Problem requirements: Copy out the complete listing, word for word.

Data extracted from a collection

■ ■ ■

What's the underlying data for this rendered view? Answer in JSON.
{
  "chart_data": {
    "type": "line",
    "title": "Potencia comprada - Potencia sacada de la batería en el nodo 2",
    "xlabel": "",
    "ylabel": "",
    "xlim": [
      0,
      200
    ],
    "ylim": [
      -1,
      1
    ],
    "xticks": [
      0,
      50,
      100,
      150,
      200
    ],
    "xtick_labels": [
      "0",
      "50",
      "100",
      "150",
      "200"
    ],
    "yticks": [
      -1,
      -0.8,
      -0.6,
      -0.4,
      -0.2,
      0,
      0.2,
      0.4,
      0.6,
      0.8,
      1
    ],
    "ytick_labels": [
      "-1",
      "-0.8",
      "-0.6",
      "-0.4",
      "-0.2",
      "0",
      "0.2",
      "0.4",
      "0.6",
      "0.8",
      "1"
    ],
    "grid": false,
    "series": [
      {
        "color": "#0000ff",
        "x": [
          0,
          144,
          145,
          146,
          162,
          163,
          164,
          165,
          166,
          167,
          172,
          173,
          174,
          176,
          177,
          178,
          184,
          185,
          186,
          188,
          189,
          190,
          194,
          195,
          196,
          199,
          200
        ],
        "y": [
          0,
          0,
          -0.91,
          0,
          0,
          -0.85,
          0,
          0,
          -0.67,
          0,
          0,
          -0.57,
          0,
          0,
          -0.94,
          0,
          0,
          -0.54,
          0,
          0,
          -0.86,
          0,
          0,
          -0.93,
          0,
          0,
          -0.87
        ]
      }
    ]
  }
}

■ ■ ■

Solution for this exercise:
What's the underlying data for this rendered view? Answer in JSON.
{
  "chart_data": {
    "type": "line",
    "title": "Potencia comprada - Potencia sacada de la batería en el nodo 2",
    "xlabel": "",
    "ylabel": "",
    "xlim": [
      0,
      200
    ],
    "ylim": [
      -1,
      1
    ],
    "xticks": [
      0,
      50,
      100,
      150,
      200
    ],
    "xtick_labels": [
      "0",
      "50",
      "100",
      "150",
      "200"
    ],
    "yticks": [
      -1,
      -0.8,
      -0.6,
      -0.4,
      -0.2,
      0,
      0.2,
      0.4,
      0.6,
      0.8,
      1
    ],
    "ytick_labels": [
      "-1",
      "-0.8",
      "-0.6",
      "-0.4",
      "-0.2",
      "0",
      "0.2",
      "0.4",
      "0.6",
      "0.8",
      "1"
    ],
    "grid": false,
    "series": [
      {
        "color": "#0000ff",
        "x": [
          0,
          144,
          145,
          146,
          162,
          163,
          164,
          165,
          166,
          167,
          172,
          173,
          174,
          176,
          177,
          178,
          184,
          185,
          186,
          188,
          189,
          190,
          194,
          195,
          196,
          199,
          200
        ],
        "y": [
          0,
          0,
          -0.91,
          0,
          0,
          -0.85,
          0,
          0,
          -0.67,
          0,
          0,
          -0.57,
          0,
          0,
          -0.94,
          0,
          0,
          -0.54,
          0,
          0,
          -0.86,
          0,
          0,
          -0.93,
          0,
          0,
          -0.87
        ]
      }
    ]
  }
}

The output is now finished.